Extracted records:
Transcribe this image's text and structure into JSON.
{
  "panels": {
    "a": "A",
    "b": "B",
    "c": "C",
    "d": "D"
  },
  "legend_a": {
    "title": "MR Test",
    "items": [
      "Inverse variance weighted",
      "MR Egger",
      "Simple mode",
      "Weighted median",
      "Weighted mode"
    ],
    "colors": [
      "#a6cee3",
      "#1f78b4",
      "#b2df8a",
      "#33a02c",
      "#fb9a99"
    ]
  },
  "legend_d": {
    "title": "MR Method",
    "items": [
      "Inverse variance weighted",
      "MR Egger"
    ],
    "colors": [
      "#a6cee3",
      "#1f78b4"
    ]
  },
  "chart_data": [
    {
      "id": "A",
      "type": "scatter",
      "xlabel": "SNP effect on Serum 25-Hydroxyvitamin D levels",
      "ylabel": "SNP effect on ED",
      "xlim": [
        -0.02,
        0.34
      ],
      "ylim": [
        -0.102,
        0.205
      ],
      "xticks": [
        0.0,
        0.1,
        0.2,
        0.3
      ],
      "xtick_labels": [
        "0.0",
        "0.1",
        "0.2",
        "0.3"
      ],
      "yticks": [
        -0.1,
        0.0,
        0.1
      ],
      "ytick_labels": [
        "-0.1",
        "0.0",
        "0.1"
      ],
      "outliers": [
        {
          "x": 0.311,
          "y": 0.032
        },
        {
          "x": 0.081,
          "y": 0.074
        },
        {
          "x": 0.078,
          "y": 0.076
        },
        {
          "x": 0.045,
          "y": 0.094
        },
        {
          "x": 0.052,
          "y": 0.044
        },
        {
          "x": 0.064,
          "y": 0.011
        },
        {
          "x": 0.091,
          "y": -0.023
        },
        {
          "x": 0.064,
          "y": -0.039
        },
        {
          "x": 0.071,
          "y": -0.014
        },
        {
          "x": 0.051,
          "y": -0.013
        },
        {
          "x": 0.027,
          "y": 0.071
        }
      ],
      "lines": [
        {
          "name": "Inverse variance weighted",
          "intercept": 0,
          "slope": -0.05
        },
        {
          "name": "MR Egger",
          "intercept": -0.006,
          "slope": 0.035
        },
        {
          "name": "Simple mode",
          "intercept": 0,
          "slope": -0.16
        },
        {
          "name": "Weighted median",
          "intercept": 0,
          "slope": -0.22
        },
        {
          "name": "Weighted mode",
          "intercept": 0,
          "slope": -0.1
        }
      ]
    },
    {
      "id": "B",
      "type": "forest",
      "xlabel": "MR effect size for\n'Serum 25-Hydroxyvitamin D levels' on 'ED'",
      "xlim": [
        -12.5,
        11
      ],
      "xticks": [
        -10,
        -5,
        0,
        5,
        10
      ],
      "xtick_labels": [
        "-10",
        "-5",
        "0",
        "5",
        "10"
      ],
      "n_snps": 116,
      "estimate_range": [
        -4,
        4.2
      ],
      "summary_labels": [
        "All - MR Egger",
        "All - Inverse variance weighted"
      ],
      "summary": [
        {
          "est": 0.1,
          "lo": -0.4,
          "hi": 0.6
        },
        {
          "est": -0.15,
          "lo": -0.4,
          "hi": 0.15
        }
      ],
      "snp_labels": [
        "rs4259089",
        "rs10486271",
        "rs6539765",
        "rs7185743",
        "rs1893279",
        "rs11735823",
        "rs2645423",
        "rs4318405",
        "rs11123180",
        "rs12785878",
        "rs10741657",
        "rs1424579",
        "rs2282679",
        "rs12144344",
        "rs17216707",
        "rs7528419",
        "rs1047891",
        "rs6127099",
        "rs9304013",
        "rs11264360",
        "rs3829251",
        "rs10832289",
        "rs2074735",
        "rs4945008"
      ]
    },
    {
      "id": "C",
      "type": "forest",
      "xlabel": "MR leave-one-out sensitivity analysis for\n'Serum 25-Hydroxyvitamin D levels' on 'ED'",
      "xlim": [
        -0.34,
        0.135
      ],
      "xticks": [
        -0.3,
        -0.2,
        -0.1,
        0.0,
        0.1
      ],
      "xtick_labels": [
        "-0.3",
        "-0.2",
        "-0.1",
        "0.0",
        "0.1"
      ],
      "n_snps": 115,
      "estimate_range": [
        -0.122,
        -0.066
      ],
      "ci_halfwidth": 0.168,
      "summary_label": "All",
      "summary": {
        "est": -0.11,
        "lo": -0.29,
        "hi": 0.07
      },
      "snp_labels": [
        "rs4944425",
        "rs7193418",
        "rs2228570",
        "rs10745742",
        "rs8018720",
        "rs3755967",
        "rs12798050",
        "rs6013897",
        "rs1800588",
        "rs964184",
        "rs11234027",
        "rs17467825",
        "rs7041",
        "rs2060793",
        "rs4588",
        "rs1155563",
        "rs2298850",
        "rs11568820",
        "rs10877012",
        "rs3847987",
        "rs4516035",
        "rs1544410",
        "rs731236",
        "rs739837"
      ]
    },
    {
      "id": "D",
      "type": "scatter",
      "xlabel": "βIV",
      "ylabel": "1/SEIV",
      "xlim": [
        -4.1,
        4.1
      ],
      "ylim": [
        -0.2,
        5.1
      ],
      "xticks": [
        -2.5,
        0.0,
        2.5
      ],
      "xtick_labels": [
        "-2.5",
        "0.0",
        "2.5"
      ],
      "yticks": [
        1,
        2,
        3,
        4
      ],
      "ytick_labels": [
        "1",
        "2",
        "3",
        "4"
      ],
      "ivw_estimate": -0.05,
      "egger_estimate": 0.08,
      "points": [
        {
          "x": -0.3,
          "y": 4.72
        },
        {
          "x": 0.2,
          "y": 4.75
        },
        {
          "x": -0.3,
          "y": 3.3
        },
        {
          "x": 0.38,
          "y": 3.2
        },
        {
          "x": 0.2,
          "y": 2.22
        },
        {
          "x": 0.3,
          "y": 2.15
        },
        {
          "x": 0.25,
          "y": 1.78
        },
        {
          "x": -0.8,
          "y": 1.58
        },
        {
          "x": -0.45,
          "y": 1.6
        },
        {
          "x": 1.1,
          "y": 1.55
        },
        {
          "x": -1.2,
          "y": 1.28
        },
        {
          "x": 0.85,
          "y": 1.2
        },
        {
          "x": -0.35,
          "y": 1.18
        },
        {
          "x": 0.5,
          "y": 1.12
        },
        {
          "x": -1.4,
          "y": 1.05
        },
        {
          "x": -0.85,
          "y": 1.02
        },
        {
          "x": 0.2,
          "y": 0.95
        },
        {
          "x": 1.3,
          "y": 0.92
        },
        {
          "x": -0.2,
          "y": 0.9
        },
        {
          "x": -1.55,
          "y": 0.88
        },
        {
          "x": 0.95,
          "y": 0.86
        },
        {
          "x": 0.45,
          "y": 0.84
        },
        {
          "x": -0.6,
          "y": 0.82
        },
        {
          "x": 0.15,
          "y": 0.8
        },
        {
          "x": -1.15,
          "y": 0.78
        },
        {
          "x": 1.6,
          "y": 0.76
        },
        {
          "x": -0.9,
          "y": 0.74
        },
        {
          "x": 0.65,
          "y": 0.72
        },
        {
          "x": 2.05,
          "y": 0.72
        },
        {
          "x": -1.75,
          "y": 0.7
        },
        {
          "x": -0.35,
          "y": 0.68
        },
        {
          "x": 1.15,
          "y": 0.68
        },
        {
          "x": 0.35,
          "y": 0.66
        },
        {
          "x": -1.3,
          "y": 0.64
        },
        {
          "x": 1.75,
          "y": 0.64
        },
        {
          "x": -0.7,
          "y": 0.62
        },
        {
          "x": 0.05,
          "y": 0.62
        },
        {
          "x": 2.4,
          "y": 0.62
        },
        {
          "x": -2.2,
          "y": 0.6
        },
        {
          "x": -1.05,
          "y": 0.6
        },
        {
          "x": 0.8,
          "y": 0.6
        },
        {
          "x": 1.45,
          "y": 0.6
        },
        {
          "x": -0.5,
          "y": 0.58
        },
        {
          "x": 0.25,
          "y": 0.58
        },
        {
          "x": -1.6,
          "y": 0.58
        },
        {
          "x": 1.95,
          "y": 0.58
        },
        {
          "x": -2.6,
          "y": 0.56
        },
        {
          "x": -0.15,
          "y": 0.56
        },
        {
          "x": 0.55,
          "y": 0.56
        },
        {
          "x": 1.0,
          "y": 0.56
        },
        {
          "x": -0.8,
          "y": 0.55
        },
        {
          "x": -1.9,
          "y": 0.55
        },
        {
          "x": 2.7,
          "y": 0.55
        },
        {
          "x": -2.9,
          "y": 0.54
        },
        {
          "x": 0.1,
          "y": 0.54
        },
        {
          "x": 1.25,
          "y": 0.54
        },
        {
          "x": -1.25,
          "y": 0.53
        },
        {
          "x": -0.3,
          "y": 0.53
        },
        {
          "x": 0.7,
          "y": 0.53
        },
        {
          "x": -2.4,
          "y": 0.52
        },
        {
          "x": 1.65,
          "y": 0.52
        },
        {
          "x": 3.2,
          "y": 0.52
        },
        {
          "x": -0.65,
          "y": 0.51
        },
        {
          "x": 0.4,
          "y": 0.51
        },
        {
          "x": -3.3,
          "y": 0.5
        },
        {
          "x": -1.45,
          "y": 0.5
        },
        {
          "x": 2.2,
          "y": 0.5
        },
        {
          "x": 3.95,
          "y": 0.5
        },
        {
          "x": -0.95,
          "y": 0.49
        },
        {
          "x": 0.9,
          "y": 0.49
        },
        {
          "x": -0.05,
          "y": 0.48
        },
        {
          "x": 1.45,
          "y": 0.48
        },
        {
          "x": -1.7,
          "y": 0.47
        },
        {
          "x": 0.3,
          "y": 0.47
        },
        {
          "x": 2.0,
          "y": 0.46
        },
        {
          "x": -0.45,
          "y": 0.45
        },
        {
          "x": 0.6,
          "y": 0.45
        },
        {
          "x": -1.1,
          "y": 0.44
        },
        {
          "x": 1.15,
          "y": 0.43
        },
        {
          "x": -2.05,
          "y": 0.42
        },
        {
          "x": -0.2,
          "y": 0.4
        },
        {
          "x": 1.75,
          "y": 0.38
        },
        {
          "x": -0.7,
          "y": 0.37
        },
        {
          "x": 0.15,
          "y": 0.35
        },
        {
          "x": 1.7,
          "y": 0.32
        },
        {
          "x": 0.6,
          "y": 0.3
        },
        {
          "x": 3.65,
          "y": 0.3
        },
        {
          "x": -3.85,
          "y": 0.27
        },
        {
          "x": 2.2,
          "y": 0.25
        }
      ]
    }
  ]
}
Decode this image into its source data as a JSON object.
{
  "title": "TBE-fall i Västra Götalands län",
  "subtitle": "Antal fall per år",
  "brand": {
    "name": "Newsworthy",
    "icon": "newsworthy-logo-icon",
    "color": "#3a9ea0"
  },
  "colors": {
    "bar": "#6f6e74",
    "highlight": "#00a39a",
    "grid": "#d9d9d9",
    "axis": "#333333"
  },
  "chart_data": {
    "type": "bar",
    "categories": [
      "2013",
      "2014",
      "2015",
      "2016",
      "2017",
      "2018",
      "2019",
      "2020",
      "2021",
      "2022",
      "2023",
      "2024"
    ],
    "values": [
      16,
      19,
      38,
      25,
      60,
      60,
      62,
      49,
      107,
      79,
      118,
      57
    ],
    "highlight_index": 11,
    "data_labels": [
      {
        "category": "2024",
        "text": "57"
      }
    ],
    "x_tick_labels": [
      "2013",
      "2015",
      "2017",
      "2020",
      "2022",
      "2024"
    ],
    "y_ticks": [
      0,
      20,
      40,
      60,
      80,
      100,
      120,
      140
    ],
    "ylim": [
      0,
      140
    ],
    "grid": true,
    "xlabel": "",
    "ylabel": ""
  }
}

• _What you need to do_
Every line from the line containing "Decode this image" to the last line of the material above must be repeated exactly, and no other line.

• _The response_
Decode this image into its source data as a JSON object.
{
  "title": "TBE-fall i Västra Götalands län",
  "subtitle": "Antal fall per år",
  "brand": {
    "name": "Newsworthy",
    "icon": "newsworthy-logo-icon",
    "color": "#3a9ea0"
  },
  "colors": {
    "bar": "#6f6e74",
    "highlight": "#00a39a",
    "grid": "#d9d9d9",
    "axis": "#333333"
  },
  "chart_data": {
    "type": "bar",
    "categories": [
      "2013",
      "2014",
      "2015",
      "2016",
      "2017",
      "2018",
      "2019",
      "2020",
      "2021",
      "2022",
      "2023",
      "2024"
    ],
    "values": [
      16,
      19,
      38,
      25,
      60,
      60,
      62,
      49,
      107,
      79,
      118,
      57
    ],
    "highlight_index": 11,
    "data_labels": [
      {
        "category": "2024",
        "text": "57"
      }
    ],
    "x_tick_labels": [
      "2013",
      "2015",
      "2017",
      "2020",
      "2022",
      "2024"
    ],
    "y_ticks": [
      0,
      20,
      40,
      60,
      80,
      100,
      120,
      140
    ],
    "ylim": [
      0,
      140
    ],
    "grid": true,
    "xlabel": "",
    "ylabel": ""
  }
}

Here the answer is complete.